==== Raw data ====

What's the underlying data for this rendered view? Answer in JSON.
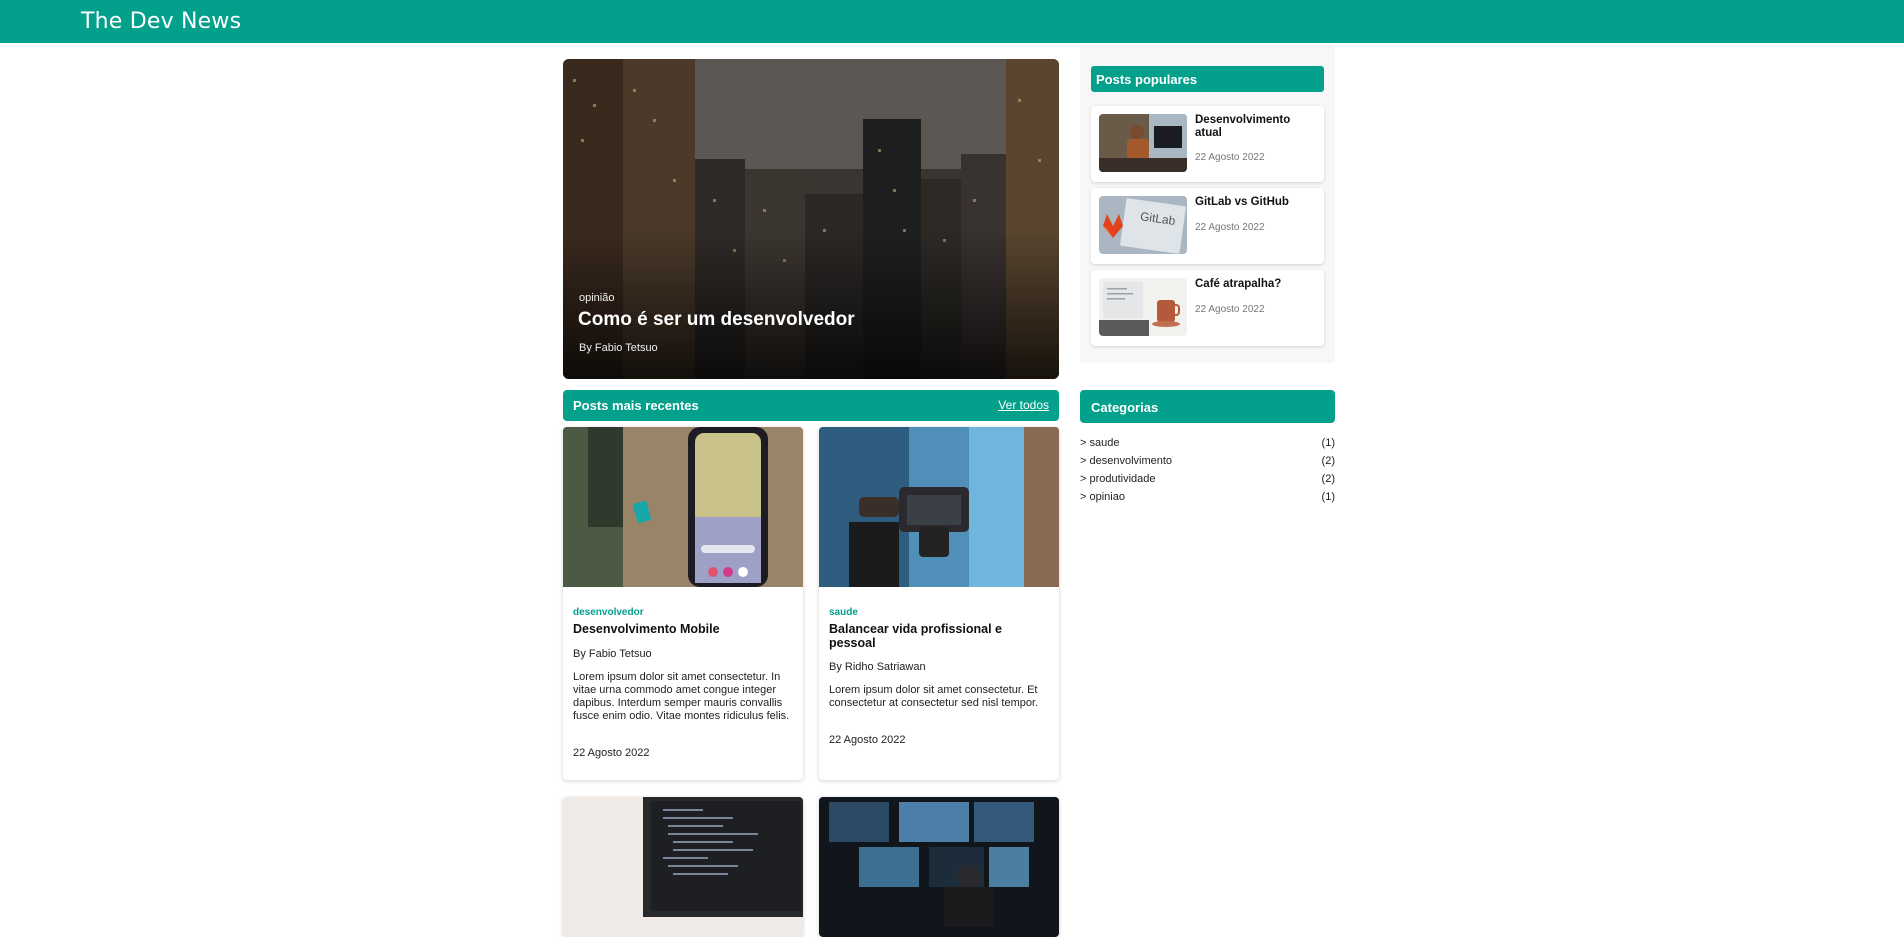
{
  "header": {
    "site_title": "The Dev News"
  },
  "hero": {
    "tag": "opinião",
    "title": "Como é ser um desenvolvedor",
    "author": "By Fabio Tetsuo"
  },
  "recent": {
    "title": "Posts mais recentes",
    "link": "Ver todos",
    "posts": [
      {
        "tag": "desenvolvedor",
        "title": "Desenvolvimento Mobile",
        "author": "By Fabio Tetsuo",
        "text": "Lorem ipsum dolor sit amet consectetur. In vitae urna commodo amet congue integer dapibus. Interdum semper mauris convallis fusce enim odio. Vitae montes ridiculus felis.",
        "date": "22 Agosto 2022"
      },
      {
        "tag": "saude",
        "title": "Balancear vida profissional e pessoal",
        "author": "By Ridho Satriawan",
        "text": "Lorem ipsum dolor sit amet consectetur. Et consectetur at consectetur sed nisl tempor.",
        "date": "22 Agosto 2022"
      }
    ]
  },
  "popular": {
    "title": "Posts populares",
    "items": [
      {
        "title": "Desenvolvimento atual",
        "date": "22 Agosto 2022"
      },
      {
        "title": "GitLab vs GitHub",
        "date": "22 Agosto 2022",
        "thumb_text": "GitLab"
      },
      {
        "title": "Café atrapalha?",
        "date": "22 Agosto 2022"
      }
    ]
  },
  "categories": {
    "title": "Categorias",
    "items": [
      {
        "name": "> saude",
        "count": "(1)"
      },
      {
        "name": "> desenvolvimento",
        "count": "(2)"
      },
      {
        "name": "> produtividade",
        "count": "(2)"
      },
      {
        "name": "> opiniao",
        "count": "(1)"
      }
    ]
  },
  "colors": {
    "accent": "#03a08c"
  }
}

====

● **Your instructions**
Transcribe every entry word for word, but omit the pictures.

● **Response below**
What's the underlying data for this rendered view? Answer in JSON.
{
  "header": {
    "site_title": "The Dev News"
  },
  "hero": {
    "tag": "opinião",
    "title": "Como é ser um desenvolvedor",
    "author": "By Fabio Tetsuo"
  },
  "recent": {
    "title": "Posts mais recentes",
    "link": "Ver todos",
    "posts": [
      {
        "tag": "desenvolvedor",
        "title": "Desenvolvimento Mobile",
        "author": "By Fabio Tetsuo",
        "text": "Lorem ipsum dolor sit amet consectetur. In vitae urna commodo amet congue integer dapibus. Interdum semper mauris convallis fusce enim odio. Vitae montes ridiculus felis.",
        "date": "22 Agosto 2022"
      },
      {
        "tag": "saude",
        "title": "Balancear vida profissional e pessoal",
        "author": "By Ridho Satriawan",
        "text": "Lorem ipsum dolor sit amet consectetur. Et consectetur at consectetur sed nisl tempor.",
        "date": "22 Agosto 2022"
      }
    ]
  },
  "popular": {
    "title": "Posts populares",
    "items": [
      {
        "title": "Desenvolvimento atual",
        "date": "22 Agosto 2022"
      },
      {
        "title": "GitLab vs GitHub",
        "date": "22 Agosto 2022",
        "thumb_text": "GitLab"
      },
      {
        "title": "Café atrapalha?",
        "date": "22 Agosto 2022"
      }
    ]
  },
  "categories": {
    "title": "Categorias",
    "items": [
      {
        "name": "> saude",
        "count": "(1)"
      },
      {
        "name": "> desenvolvimento",
        "count": "(2)"
      },
      {
        "name": "> produtividade",
        "count": "(2)"
      },
      {
        "name": "> opiniao",
        "count": "(1)"
      }
    ]
  },
  "colors": {
    "accent": "#03a08c"
  }
}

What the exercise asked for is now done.